Description of the task
Below are some records. How many of their lines contain the string "selected"? Give the number only.

══ Entries provided ══

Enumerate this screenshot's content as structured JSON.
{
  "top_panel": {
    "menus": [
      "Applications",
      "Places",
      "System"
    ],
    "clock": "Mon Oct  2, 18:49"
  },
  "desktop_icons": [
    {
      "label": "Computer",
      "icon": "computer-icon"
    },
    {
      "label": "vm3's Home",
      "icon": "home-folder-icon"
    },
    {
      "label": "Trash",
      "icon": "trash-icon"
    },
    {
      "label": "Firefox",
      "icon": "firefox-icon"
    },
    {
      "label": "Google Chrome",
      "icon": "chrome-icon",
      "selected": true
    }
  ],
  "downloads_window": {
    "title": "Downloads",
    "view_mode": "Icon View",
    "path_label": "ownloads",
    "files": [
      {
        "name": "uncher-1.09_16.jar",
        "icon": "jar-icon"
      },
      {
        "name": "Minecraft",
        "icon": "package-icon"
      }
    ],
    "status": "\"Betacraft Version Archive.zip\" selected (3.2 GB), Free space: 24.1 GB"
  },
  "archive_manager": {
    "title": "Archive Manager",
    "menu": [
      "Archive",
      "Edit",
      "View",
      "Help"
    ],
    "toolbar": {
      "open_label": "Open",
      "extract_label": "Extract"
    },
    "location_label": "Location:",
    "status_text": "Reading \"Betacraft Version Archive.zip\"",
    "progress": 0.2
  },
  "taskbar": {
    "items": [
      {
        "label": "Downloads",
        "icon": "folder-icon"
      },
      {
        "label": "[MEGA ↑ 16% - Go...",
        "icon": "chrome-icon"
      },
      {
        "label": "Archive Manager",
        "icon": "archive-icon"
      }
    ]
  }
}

═══

Exercise response
2